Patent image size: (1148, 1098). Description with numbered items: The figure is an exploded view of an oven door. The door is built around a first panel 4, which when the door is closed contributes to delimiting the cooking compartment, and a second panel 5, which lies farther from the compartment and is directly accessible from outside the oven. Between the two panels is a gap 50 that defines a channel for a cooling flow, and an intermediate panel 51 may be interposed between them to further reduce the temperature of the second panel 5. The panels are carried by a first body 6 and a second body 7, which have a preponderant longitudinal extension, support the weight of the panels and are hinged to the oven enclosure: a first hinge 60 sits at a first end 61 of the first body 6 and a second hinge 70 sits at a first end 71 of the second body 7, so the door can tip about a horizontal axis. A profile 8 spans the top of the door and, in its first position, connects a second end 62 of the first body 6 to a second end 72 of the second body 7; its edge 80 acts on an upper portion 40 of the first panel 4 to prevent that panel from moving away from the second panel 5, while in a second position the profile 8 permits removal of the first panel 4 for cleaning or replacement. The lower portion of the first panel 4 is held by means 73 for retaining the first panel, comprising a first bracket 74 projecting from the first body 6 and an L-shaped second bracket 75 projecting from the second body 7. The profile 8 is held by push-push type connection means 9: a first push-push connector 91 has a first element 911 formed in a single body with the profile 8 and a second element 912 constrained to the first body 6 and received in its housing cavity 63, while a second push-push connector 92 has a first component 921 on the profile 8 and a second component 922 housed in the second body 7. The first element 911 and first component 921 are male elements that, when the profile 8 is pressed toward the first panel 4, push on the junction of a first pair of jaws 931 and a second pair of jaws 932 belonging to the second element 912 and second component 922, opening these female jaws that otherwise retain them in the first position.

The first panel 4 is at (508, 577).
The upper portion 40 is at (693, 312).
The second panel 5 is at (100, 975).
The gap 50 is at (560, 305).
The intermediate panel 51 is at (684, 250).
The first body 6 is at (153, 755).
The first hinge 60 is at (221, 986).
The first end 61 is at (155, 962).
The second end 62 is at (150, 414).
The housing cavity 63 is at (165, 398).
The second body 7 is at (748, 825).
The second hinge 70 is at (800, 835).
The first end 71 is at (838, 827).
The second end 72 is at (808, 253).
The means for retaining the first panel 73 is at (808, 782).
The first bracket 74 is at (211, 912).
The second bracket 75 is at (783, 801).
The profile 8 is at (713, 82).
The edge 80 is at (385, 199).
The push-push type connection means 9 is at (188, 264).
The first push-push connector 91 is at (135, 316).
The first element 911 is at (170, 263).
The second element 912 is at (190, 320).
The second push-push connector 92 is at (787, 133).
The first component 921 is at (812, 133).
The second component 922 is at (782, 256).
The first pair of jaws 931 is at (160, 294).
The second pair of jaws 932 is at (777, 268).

• **THE TASK**
Find every row above that contains the word "element" and copy each of those rows in full. Case counts when matching.

• **SOLVED PROBLEM**
Patent image size: (1148, 1098). Description with numbered items: The figure is an exploded view of an oven door. The door is built around a first panel 4, which when the door is closed contributes to delimiting the cooking compartment, and a second panel 5, which lies farther from the compartment and is directly accessible from outside the oven. Between the two panels is a gap 50 that defines a channel for a cooling flow, and an intermediate panel 51 may be interposed between them to further reduce the temperature of the second panel 5. The panels are carried by a first body 6 and a second body 7, which have a preponderant longitudinal extension, support the weight of the panels and are hinged to the oven enclosure: a first hinge 60 sits at a first end 61 of the first body 6 and a second hinge 70 sits at a first end 71 of the second body 7, so the door can tip about a horizontal axis. A profile 8 spans the top of the door and, in its first position, connects a second end 62 of the first body 6 to a second end 72 of the second body 7; its edge 80 acts on an upper portion 40 of the first panel 4 to prevent that panel from moving away from the second panel 5, while in a second position the profile 8 permits removal of the first panel 4 for cleaning or replacement. The lower portion of the first panel 4 is held by means 73 for retaining the first panel, comprising a first bracket 74 projecting from the first body 6 and an L-shaped second bracket 75 projecting from the second body 7. The profile 8 is held by push-push type connection means 9: a first push-push connector 91 has a first element 911 formed in a single body with the profile 8 and a second element 912 constrained to the first body 6 and received in its housing cavity 63, while a second push-push connector 92 has a first component 921 on the profile 8 and a second component 922 housed in the second body 7. The first element 911 and first component 921 are male elements that, when the profile 8 is pressed toward the first panel 4, push on the junction of a first pair of jaws 931 and a second pair of jaws 932 belonging to the second element 912 and second component 922, opening these female jaws that otherwise retain them in the first position.
The first element 911 is at (170, 263).
The second element 912 is at (190, 320).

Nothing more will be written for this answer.